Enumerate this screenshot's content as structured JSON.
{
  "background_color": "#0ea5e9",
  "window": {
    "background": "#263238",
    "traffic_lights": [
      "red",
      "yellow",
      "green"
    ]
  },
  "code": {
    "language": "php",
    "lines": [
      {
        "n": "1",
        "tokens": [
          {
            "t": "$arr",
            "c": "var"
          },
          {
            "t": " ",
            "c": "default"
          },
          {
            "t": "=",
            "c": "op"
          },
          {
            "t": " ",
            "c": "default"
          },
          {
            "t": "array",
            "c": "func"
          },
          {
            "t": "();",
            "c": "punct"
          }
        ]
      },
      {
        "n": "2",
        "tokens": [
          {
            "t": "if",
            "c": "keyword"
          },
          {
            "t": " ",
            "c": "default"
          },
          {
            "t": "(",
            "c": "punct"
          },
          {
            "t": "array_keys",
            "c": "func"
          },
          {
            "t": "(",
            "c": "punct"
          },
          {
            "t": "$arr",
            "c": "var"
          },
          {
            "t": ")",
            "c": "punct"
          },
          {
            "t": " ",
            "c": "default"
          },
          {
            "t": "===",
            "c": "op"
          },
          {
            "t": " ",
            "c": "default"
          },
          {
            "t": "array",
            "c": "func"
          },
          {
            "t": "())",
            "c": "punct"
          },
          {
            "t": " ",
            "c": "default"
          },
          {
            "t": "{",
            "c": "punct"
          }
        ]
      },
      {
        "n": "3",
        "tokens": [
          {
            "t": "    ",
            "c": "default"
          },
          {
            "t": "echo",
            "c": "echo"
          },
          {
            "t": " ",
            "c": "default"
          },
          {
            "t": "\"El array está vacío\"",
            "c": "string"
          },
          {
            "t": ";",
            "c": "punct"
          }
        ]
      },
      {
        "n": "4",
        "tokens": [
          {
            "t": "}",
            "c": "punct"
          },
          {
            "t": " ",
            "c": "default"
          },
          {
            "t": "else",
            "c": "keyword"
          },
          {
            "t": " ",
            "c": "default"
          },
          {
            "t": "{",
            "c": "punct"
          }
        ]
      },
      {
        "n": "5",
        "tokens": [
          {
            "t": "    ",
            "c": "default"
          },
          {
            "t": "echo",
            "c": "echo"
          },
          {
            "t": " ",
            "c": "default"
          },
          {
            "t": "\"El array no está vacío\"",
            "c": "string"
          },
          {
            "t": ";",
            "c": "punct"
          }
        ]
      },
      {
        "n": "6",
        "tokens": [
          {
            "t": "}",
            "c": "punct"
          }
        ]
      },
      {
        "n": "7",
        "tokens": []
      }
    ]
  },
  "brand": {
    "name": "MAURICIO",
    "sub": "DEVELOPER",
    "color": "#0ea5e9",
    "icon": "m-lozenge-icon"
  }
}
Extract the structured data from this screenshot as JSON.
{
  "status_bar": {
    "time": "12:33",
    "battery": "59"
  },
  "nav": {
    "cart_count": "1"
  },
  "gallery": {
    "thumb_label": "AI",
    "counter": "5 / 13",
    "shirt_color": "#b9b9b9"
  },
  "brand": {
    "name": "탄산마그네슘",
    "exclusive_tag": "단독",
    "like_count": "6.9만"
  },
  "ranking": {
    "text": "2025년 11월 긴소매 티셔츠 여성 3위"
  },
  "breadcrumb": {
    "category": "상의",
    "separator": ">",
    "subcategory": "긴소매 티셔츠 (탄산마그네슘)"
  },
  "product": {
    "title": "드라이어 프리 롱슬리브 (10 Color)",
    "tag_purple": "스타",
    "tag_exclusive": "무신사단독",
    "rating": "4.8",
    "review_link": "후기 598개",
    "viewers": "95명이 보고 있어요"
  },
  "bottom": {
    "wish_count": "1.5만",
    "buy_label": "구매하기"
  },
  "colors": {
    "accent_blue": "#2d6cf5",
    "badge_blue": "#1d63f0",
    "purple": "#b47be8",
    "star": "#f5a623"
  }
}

TASK INSTRUCTIONS: Output the entries verbatim.

SOLUTION TO THIS TASK:
Enumerate this screenshot's content as structured JSON.
{
  "background_color": "#0ea5e9",
  "window": {
    "background": "#263238",
    "traffic_lights": [
      "red",
      "yellow",
      "green"
    ]
  },
  "code": {
    "language": "php",
    "lines": [
      {
        "n": "1",
        "tokens": [
          {
            "t": "$arr",
            "c": "var"
          },
          {
            "t": " ",
            "c": "default"
          },
          {
            "t": "=",
            "c": "op"
          },
          {
            "t": " ",
            "c": "default"
          },
          {
            "t": "array",
            "c": "func"
          },
          {
            "t": "();",
            "c": "punct"
          }
        ]
      },
      {
        "n": "2",
        "tokens": [
          {
            "t": "if",
            "c": "keyword"
          },
          {
            "t": " ",
            "c": "default"
          },
          {
            "t": "(",
            "c": "punct"
          },
          {
            "t": "array_keys",
            "c": "func"
          },
          {
            "t": "(",
            "c": "punct"
          },
          {
            "t": "$arr",
            "c": "var"
          },
          {
            "t": ")",
            "c": "punct"
          },
          {
            "t": " ",
            "c": "default"
          },
          {
            "t": "===",
            "c": "op"
          },
          {
            "t": " ",
            "c": "default"
          },
          {
            "t": "array",
            "c": "func"
          },
          {
            "t": "())",
            "c": "punct"
          },
          {
            "t": " ",
            "c": "default"
          },
          {
            "t": "{",
            "c": "punct"
          }
        ]
      },
      {
        "n": "3",
        "tokens": [
          {
            "t": "    ",
            "c": "default"
          },
          {
            "t": "echo",
            "c": "echo"
          },
          {
            "t": " ",
            "c": "default"
          },
          {
            "t": "\"El array está vacío\"",
            "c": "string"
          },
          {
            "t": ";",
            "c": "punct"
          }
        ]
      },
      {
        "n": "4",
        "tokens": [
          {
            "t": "}",
            "c": "punct"
          },
          {
            "t": " ",
            "c": "default"
          },
          {
            "t": "else",
            "c": "keyword"
          },
          {
            "t": " ",
            "c": "default"
          },
          {
            "t": "{",
            "c": "punct"
          }
        ]
      },
      {
        "n": "5",
        "tokens": [
          {
            "t": "    ",
            "c": "default"
          },
          {
            "t": "echo",
            "c": "echo"
          },
          {
            "t": " ",
            "c": "default"
          },
          {
            "t": "\"El array no está vacío\"",
            "c": "string"
          },
          {
            "t": ";",
            "c": "punct"
          }
        ]
      },
      {
        "n": "6",
        "tokens": [
          {
            "t": "}",
            "c": "punct"
          }
        ]
      },
      {
        "n": "7",
        "tokens": []
      }
    ]
  },
  "brand": {
    "name": "MAURICIO",
    "sub": "DEVELOPER",
    "color": "#0ea5e9",
    "icon": "m-lozenge-icon"
  }
}
Extract the structured data from this screenshot as JSON.
{
  "status_bar": {
    "time": "12:33",
    "battery": "59"
  },
  "nav": {
    "cart_count": "1"
  },
  "gallery": {
    "thumb_label": "AI",
    "counter": "5 / 13",
    "shirt_color": "#b9b9b9"
  },
  "brand": {
    "name": "탄산마그네슘",
    "exclusive_tag": "단독",
    "like_count": "6.9만"
  },
  "ranking": {
    "text": "2025년 11월 긴소매 티셔츠 여성 3위"
  },
  "breadcrumb": {
    "category": "상의",
    "separator": ">",
    "subcategory": "긴소매 티셔츠 (탄산마그네슘)"
  },
  "product": {
    "title": "드라이어 프리 롱슬리브 (10 Color)",
    "tag_purple": "스타",
    "tag_exclusive": "무신사단독",
    "rating": "4.8",
    "review_link": "후기 598개",
    "viewers": "95명이 보고 있어요"
  },
  "bottom": {
    "wish_count": "1.5만",
    "buy_label": "구매하기"
  },
  "colors": {
    "accent_blue": "#2d6cf5",
    "badge_blue": "#1d63f0",
    "purple": "#b47be8",
    "star": "#f5a623"
  }
}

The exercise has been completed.